_Direction_
Repeat every record below exactly, leaving out the pictures.

_Records for the exercise_

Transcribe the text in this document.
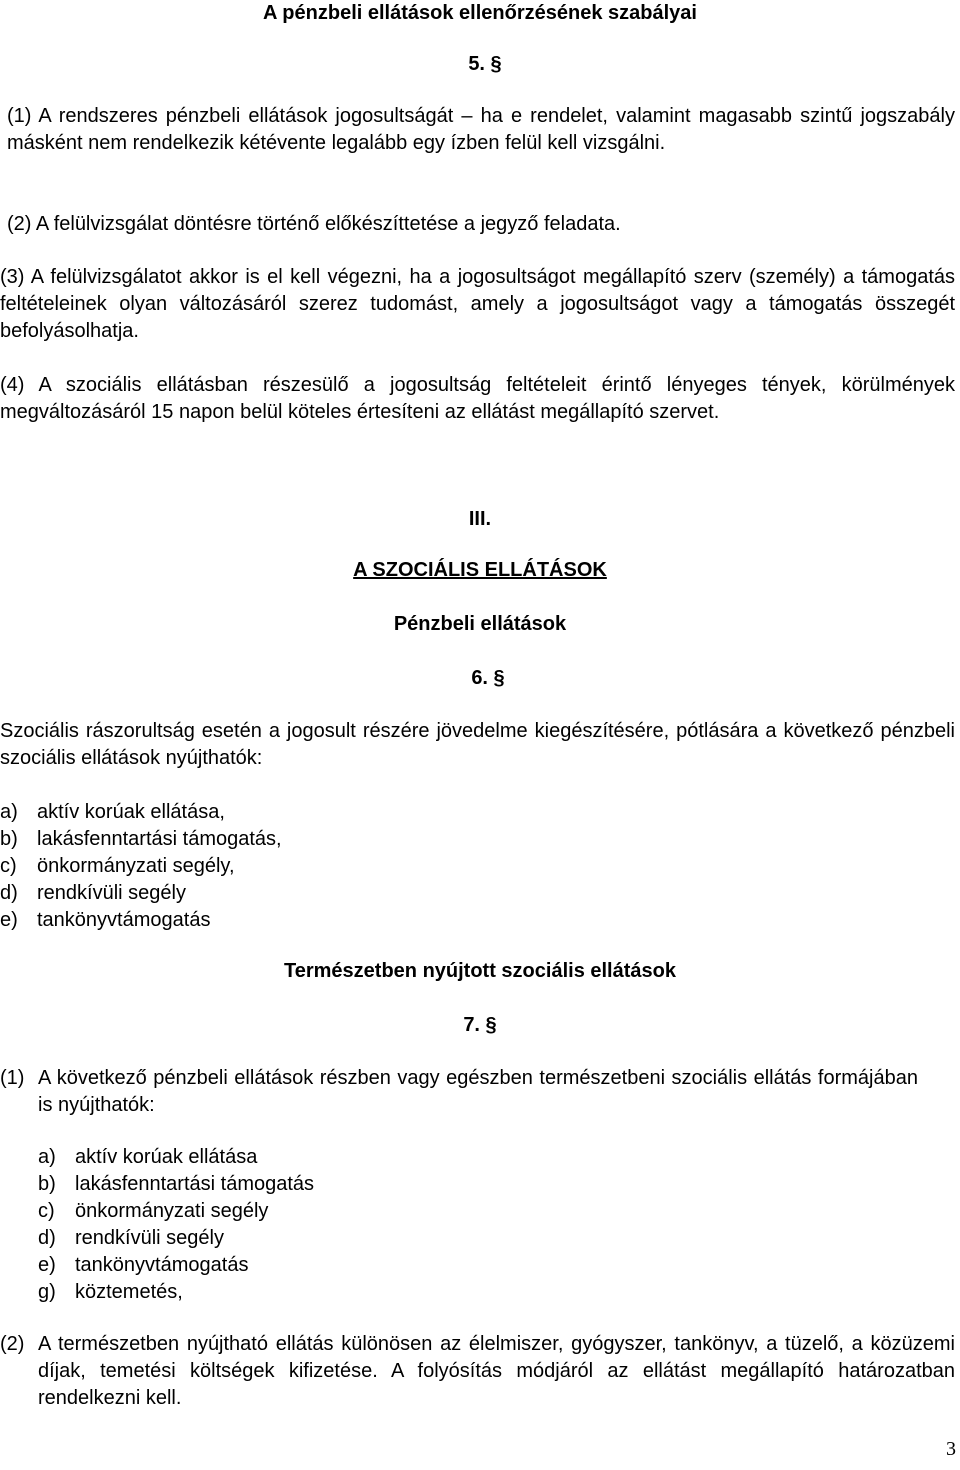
A pénzbeli ellátások ellenőrzésének szabályai
5. §

(1) A rendszeres pénzbeli ellátások jogosultságát – ha e rendelet, valamint magasabb szintű jogszabály másként nem rendelkezik kétévente legalább egy ízben felül kell vizsgálni.

(2) A felülvizsgálat döntésre történő előkészíttetése a jegyző feladata.

(3) A felülvizsgálatot akkor is el kell végezni, ha a jogosultságot megállapító szerv (személy) a támogatás feltételeinek olyan változásáról szerez tudomást, amely a jogosultságot vagy a támogatás összegét befolyásolhatja.

(4) A szociális ellátásban részesülő a jogosultság feltételeit érintő lényeges tények, körülmények megváltozásáról 15 napon belül köteles értesíteni az ellátást megállapító szervet.

III.
A SZOCIÁLIS ELLÁTÁSOK
Pénzbeli ellátások
6. §

Szociális rászorultság esetén a jogosult részére jövedelme kiegészítésére, pótlására a következő pénzbeli szociális ellátások nyújthatók:

a) aktív korúak ellátása,
b) lakásfenntartási támogatás,
c) önkormányzati segély,
d) rendkívüli segély
e) tankönyvtámogatás
Természetben nyújtott szociális ellátások
7. §
(1) A következő pénzbeli ellátások részben vagy egészben természetbeni szociális ellátás formájában is nyújthatók:

a) aktív korúak ellátása
b) lakásfenntartási támogatás
c) önkormányzati segély
d) rendkívüli segély
e) tankönyvtámogatás
g) köztemetés,
(2) A természetben nyújtható ellátás különösen az élelmiszer, gyógyszer, tankönyv, a tüzelő, a közüzemi díjak, temetési költségek kifizetése. A folyósítás módjáról az ellátást megállapító határozatban rendelkezni kell.

3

_Result of the task_
Transcribe the text in this document.
A pénzbeli ellátások ellenőrzésének szabályai
5. §

(1) A rendszeres pénzbeli ellátások jogosultságát – ha e rendelet, valamint magasabb szintű jogszabály másként nem rendelkezik kétévente legalább egy ízben felül kell vizsgálni.

(2) A felülvizsgálat döntésre történő előkészíttetése a jegyző feladata.

(3) A felülvizsgálatot akkor is el kell végezni, ha a jogosultságot megállapító szerv (személy) a támogatás feltételeinek olyan változásáról szerez tudomást, amely a jogosultságot vagy a támogatás összegét befolyásolhatja.

(4) A szociális ellátásban részesülő a jogosultság feltételeit érintő lényeges tények, körülmények megváltozásáról 15 napon belül köteles értesíteni az ellátást megállapító szervet.

III.
A SZOCIÁLIS ELLÁTÁSOK
Pénzbeli ellátások
6. §

Szociális rászorultság esetén a jogosult részére jövedelme kiegészítésére, pótlására a következő pénzbeli szociális ellátások nyújthatók:

a) aktív korúak ellátása,
b) lakásfenntartási támogatás,
c) önkormányzati segély,
d) rendkívüli segély
e) tankönyvtámogatás
Természetben nyújtott szociális ellátások
7. §
(1) A következő pénzbeli ellátások részben vagy egészben természetbeni szociális ellátás formájában is nyújthatók:

a) aktív korúak ellátása
b) lakásfenntartási támogatás
c) önkormányzati segély
d) rendkívüli segély
e) tankönyvtámogatás
g) köztemetés,
(2) A természetben nyújtható ellátás különösen az élelmiszer, gyógyszer, tankönyv, a tüzelő, a közüzemi díjak, temetési költségek kifizetése. A folyósítás módjáról az ellátást megállapító határozatban rendelkezni kell.

3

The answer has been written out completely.